◆ Task requirements ◆
Nothing but the lines from the one containing "What data populates" to the end of the data should be returned, each exactly as written.

◆ Data shown ◆

____

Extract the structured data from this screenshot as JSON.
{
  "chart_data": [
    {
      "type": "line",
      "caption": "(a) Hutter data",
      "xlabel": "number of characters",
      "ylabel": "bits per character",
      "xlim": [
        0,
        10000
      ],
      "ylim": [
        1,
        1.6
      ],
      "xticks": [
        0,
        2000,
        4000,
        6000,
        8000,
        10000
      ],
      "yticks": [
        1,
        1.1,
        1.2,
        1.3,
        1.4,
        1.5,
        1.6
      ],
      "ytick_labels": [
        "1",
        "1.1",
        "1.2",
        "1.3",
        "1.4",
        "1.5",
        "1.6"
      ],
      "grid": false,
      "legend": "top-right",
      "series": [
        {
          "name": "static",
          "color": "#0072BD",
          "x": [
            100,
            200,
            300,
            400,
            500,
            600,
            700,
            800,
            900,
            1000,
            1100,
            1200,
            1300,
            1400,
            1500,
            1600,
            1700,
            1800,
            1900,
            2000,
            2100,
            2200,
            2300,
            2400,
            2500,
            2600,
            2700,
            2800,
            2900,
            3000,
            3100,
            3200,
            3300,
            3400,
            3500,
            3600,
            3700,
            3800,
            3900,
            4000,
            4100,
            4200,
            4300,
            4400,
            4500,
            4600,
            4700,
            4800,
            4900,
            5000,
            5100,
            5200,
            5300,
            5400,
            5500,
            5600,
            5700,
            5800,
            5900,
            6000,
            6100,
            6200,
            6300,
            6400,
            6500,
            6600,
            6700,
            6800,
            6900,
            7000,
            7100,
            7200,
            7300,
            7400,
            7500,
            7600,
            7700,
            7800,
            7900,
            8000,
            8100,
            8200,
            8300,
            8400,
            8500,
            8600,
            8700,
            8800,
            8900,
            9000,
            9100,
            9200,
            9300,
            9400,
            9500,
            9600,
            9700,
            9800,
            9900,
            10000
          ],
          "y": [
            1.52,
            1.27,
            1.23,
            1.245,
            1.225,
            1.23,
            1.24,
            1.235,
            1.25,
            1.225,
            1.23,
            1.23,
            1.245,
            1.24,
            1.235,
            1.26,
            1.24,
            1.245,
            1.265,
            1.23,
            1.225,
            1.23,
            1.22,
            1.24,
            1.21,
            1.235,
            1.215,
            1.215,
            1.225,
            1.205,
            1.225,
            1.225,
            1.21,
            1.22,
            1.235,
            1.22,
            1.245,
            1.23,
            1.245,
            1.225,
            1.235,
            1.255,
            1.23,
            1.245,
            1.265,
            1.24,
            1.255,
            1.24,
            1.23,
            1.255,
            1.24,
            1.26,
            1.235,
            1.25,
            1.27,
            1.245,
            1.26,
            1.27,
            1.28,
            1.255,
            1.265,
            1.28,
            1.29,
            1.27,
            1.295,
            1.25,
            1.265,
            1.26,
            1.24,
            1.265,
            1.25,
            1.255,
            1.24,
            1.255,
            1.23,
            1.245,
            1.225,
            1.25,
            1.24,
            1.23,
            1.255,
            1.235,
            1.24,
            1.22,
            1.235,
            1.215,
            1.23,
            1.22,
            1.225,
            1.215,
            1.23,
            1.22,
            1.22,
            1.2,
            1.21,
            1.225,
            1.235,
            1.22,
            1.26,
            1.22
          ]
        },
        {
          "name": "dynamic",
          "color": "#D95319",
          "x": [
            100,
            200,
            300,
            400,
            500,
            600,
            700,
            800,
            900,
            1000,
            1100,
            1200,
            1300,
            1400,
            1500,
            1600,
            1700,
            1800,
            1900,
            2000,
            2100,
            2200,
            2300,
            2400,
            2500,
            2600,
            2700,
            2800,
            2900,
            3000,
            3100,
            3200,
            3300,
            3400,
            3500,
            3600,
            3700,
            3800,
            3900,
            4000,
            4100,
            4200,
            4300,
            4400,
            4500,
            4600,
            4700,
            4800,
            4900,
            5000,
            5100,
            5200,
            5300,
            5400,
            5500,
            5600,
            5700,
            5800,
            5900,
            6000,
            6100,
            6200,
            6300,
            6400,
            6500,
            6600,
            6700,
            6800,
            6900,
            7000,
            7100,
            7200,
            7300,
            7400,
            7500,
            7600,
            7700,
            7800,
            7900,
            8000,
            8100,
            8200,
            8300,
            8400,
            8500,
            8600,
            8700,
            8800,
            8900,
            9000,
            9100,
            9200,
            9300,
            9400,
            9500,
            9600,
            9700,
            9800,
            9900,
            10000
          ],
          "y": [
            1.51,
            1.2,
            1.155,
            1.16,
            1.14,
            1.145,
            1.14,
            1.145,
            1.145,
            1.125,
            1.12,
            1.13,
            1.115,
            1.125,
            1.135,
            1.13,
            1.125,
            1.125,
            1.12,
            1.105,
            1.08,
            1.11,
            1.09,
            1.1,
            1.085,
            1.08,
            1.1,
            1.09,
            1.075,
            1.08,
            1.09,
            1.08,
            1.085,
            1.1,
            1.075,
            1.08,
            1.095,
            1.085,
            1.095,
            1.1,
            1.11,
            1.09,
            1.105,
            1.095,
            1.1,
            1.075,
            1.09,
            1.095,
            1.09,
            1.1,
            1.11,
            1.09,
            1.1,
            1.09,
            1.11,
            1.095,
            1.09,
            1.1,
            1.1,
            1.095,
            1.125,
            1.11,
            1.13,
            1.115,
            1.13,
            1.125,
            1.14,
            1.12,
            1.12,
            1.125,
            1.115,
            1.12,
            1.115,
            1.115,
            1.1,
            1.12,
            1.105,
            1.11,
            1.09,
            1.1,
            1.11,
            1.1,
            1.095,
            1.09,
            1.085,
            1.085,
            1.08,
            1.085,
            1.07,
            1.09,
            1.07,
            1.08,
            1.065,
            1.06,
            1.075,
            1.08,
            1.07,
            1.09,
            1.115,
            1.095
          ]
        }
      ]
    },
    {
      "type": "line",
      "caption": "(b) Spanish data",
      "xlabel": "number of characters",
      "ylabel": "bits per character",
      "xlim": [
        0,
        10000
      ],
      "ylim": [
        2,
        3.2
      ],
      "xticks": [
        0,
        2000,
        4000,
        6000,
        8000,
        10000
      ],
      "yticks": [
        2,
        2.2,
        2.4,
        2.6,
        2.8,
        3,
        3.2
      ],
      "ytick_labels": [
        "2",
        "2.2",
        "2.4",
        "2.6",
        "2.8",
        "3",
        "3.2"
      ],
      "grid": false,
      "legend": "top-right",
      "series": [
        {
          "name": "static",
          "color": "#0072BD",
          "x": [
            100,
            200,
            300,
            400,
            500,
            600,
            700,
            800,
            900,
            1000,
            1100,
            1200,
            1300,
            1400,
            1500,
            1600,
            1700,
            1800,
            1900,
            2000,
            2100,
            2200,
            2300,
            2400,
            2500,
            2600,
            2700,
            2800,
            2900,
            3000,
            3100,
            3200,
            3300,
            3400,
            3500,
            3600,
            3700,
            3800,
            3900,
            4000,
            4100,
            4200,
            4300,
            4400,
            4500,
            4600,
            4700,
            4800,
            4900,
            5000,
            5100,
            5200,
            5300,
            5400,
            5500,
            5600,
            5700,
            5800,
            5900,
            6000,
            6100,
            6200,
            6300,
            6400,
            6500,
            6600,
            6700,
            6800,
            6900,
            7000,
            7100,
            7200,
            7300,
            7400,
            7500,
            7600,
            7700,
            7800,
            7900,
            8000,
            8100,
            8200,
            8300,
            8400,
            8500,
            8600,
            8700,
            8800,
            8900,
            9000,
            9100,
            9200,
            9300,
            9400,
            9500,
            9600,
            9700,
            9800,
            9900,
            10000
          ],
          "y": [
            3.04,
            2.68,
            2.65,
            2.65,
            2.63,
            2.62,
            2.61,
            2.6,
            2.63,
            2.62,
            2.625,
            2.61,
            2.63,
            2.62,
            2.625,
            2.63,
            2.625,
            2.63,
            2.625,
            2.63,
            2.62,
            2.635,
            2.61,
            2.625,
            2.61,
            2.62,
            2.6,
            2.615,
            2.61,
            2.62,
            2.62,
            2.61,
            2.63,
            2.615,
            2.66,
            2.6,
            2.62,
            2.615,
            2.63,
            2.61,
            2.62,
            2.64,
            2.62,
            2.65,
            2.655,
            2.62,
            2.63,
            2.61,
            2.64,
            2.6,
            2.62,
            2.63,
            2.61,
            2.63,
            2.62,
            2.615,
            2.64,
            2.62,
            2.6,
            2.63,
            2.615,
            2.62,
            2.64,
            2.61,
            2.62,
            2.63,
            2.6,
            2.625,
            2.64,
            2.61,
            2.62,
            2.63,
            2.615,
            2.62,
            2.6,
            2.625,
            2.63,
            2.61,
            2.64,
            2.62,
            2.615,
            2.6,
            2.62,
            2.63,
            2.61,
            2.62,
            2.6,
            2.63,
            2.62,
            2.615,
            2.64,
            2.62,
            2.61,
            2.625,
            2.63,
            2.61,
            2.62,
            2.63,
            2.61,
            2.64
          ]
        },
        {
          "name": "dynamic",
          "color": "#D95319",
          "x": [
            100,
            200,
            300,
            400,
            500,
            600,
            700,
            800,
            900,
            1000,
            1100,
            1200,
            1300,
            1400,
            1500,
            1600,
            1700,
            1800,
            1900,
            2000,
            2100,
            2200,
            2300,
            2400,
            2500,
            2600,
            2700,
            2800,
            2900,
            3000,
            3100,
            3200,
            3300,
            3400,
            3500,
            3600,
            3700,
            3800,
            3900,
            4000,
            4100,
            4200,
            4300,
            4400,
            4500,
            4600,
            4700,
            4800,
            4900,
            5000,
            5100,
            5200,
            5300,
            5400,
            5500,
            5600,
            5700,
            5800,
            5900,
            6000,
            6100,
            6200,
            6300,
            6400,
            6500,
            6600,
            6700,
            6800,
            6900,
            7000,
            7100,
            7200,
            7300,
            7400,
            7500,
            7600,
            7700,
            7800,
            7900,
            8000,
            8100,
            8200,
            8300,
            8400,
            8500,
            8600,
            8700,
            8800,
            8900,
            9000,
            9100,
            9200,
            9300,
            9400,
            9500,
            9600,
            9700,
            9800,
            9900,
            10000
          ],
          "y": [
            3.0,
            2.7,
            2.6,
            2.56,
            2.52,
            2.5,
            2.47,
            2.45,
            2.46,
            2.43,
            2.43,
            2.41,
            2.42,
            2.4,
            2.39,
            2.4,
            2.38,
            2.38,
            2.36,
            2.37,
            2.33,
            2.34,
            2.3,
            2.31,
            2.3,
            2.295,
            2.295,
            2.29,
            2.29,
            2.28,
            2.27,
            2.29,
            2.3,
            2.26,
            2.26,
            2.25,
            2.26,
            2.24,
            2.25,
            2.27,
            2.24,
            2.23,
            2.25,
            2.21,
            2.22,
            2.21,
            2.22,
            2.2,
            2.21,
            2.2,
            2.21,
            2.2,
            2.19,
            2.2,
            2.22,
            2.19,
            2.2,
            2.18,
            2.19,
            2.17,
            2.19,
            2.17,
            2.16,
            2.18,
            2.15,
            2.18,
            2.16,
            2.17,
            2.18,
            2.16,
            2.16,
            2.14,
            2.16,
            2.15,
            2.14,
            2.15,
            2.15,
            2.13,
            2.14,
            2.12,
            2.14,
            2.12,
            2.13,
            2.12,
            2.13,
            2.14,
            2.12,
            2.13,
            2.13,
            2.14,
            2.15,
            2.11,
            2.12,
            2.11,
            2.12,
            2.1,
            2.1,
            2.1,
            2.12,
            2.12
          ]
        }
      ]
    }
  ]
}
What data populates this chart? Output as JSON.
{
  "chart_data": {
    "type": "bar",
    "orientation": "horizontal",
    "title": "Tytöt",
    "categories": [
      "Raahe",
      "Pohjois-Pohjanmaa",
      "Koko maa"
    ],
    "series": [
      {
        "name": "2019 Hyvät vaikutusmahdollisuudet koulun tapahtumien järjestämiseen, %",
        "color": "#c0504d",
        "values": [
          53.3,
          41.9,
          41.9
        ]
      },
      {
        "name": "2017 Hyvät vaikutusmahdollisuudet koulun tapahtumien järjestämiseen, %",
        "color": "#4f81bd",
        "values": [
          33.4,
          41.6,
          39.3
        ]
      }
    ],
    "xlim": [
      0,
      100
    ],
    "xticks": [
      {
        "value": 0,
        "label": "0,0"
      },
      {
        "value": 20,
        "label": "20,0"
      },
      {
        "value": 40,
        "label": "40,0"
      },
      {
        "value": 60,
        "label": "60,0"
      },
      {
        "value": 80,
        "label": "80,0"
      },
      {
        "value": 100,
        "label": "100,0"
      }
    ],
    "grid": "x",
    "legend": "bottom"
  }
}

____

◆ Response for this exercise ◆
What data populates this chart? Output as JSON.
{
  "chart_data": {
    "type": "bar",
    "orientation": "horizontal",
    "title": "Tytöt",
    "categories": [
      "Raahe",
      "Pohjois-Pohjanmaa",
      "Koko maa"
    ],
    "series": [
      {
        "name": "2019 Hyvät vaikutusmahdollisuudet koulun tapahtumien järjestämiseen, %",
        "color": "#c0504d",
        "values": [
          53.3,
          41.9,
          41.9
        ]
      },
      {
        "name": "2017 Hyvät vaikutusmahdollisuudet koulun tapahtumien järjestämiseen, %",
        "color": "#4f81bd",
        "values": [
          33.4,
          41.6,
          39.3
        ]
      }
    ],
    "xlim": [
      0,
      100
    ],
    "xticks": [
      {
        "value": 0,
        "label": "0,0"
      },
      {
        "value": 20,
        "label": "20,0"
      },
      {
        "value": 40,
        "label": "40,0"
      },
      {
        "value": 60,
        "label": "60,0"
      },
      {
        "value": 80,
        "label": "80,0"
      },
      {
        "value": 100,
        "label": "100,0"
      }
    ],
    "grid": "x",
    "legend": "bottom"
  }
}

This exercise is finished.